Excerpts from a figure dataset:
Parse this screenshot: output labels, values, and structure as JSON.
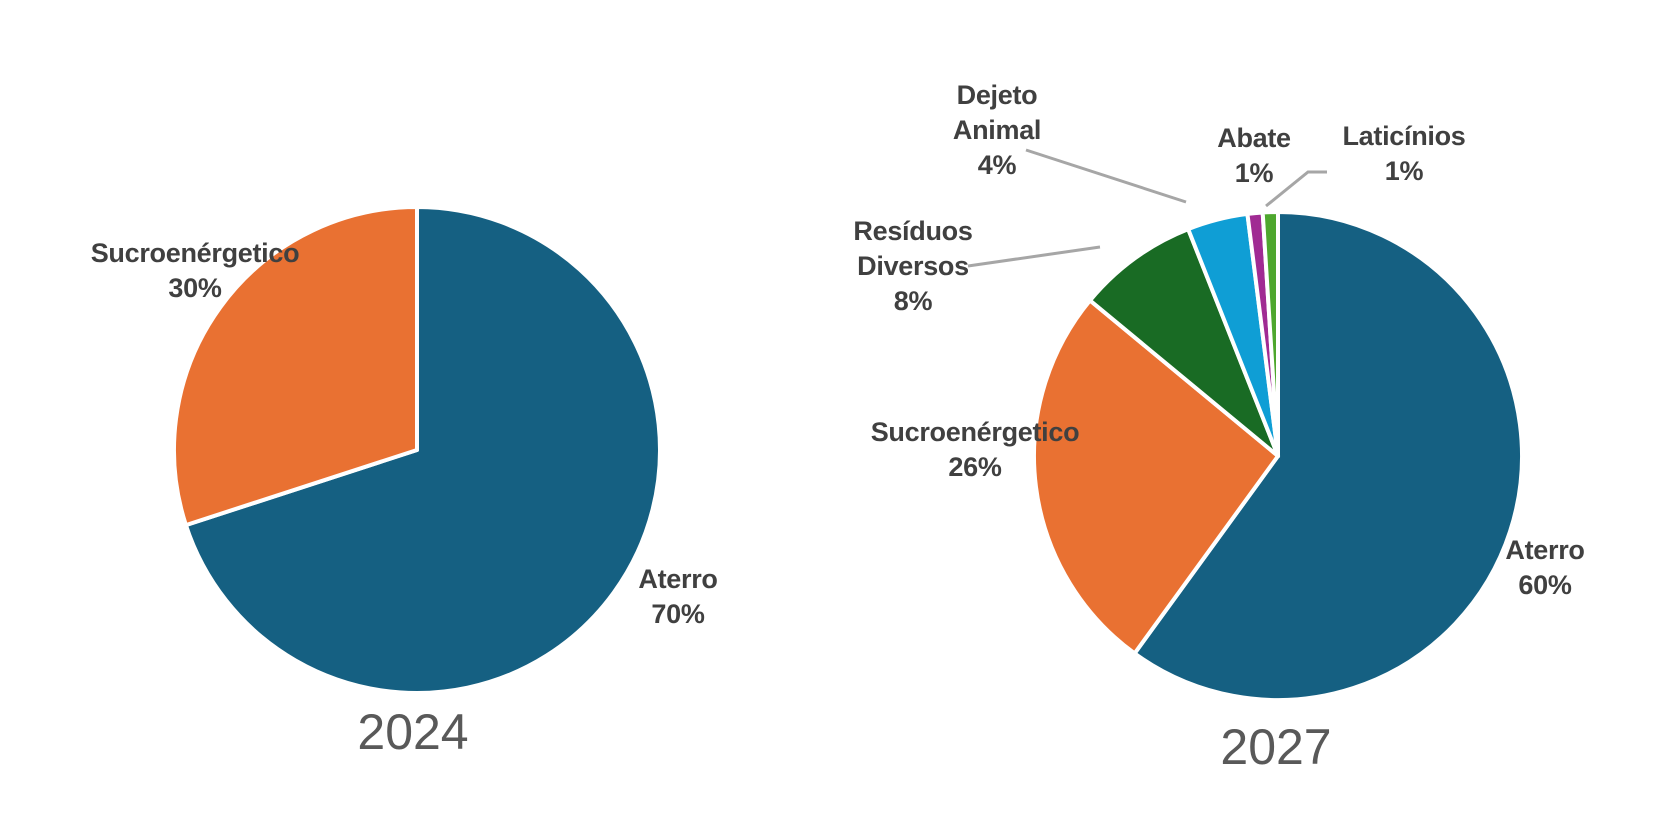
{
  "page": {
    "background": "#ffffff"
  },
  "chart_data": [
    {
      "type": "pie",
      "title": "2024",
      "categories": [
        "Aterro",
        "Sucroenérgetico"
      ],
      "values": [
        70,
        30
      ],
      "unit": "%",
      "colors": [
        "#156082",
        "#E97132"
      ],
      "slice_border_color": "#FFFFFF",
      "start_angle_deg": 0,
      "direction": "clockwise",
      "legend": "none",
      "data_labels": [
        "Aterro 70%",
        "Sucroenérgetico 30%"
      ]
    },
    {
      "type": "pie",
      "title": "2027",
      "categories": [
        "Aterro",
        "Sucroenérgetico",
        "Resíduos Diversos",
        "Dejeto Animal",
        "Abate",
        "Laticínios"
      ],
      "values": [
        60,
        26,
        8,
        4,
        1,
        1
      ],
      "unit": "%",
      "colors": [
        "#156082",
        "#E97132",
        "#196B24",
        "#0F9ED5",
        "#A02B93",
        "#4EA72E"
      ],
      "slice_border_color": "#FFFFFF",
      "leader_line_color": "#A6A6A6",
      "start_angle_deg": 0,
      "direction": "clockwise",
      "legend": "none",
      "data_labels": [
        "Aterro 60%",
        "Sucroenérgetico 26%",
        "Resíduos Diversos 8%",
        "Dejeto Animal 4%",
        "Abate 1%",
        "Laticínios 1%"
      ]
    }
  ],
  "annotations": {
    "p2024": {
      "title": "2024",
      "sucro": [
        "Sucroenérgetico",
        "30%"
      ],
      "aterro": [
        "Aterro",
        "70%"
      ]
    },
    "p2027": {
      "title": "2027",
      "dejeto": [
        "Dejeto",
        "Animal",
        "4%"
      ],
      "residuos": [
        "Resíduos",
        "Diversos",
        "8%"
      ],
      "abate": [
        "Abate",
        "1%"
      ],
      "laticinios": [
        "Laticínios",
        "1%"
      ],
      "sucro": [
        "Sucroenérgetico",
        "26%"
      ],
      "aterro": [
        "Aterro",
        "60%"
      ]
    }
  },
  "text_colors": {
    "label": "#404040",
    "title": "#595959"
  }
}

# [EXERCISE]
Return the whole listing, word for word, and leave out every picture.

# [ANSWER TO THE PROBLEM]
Parse this screenshot: output labels, values, and structure as JSON.
{
  "page": {
    "background": "#ffffff"
  },
  "chart_data": [
    {
      "type": "pie",
      "title": "2024",
      "categories": [
        "Aterro",
        "Sucroenérgetico"
      ],
      "values": [
        70,
        30
      ],
      "unit": "%",
      "colors": [
        "#156082",
        "#E97132"
      ],
      "slice_border_color": "#FFFFFF",
      "start_angle_deg": 0,
      "direction": "clockwise",
      "legend": "none",
      "data_labels": [
        "Aterro 70%",
        "Sucroenérgetico 30%"
      ]
    },
    {
      "type": "pie",
      "title": "2027",
      "categories": [
        "Aterro",
        "Sucroenérgetico",
        "Resíduos Diversos",
        "Dejeto Animal",
        "Abate",
        "Laticínios"
      ],
      "values": [
        60,
        26,
        8,
        4,
        1,
        1
      ],
      "unit": "%",
      "colors": [
        "#156082",
        "#E97132",
        "#196B24",
        "#0F9ED5",
        "#A02B93",
        "#4EA72E"
      ],
      "slice_border_color": "#FFFFFF",
      "leader_line_color": "#A6A6A6",
      "start_angle_deg": 0,
      "direction": "clockwise",
      "legend": "none",
      "data_labels": [
        "Aterro 60%",
        "Sucroenérgetico 26%",
        "Resíduos Diversos 8%",
        "Dejeto Animal 4%",
        "Abate 1%",
        "Laticínios 1%"
      ]
    }
  ],
  "annotations": {
    "p2024": {
      "title": "2024",
      "sucro": [
        "Sucroenérgetico",
        "30%"
      ],
      "aterro": [
        "Aterro",
        "70%"
      ]
    },
    "p2027": {
      "title": "2027",
      "dejeto": [
        "Dejeto",
        "Animal",
        "4%"
      ],
      "residuos": [
        "Resíduos",
        "Diversos",
        "8%"
      ],
      "abate": [
        "Abate",
        "1%"
      ],
      "laticinios": [
        "Laticínios",
        "1%"
      ],
      "sucro": [
        "Sucroenérgetico",
        "26%"
      ],
      "aterro": [
        "Aterro",
        "60%"
      ]
    }
  },
  "text_colors": {
    "label": "#404040",
    "title": "#595959"
  }
}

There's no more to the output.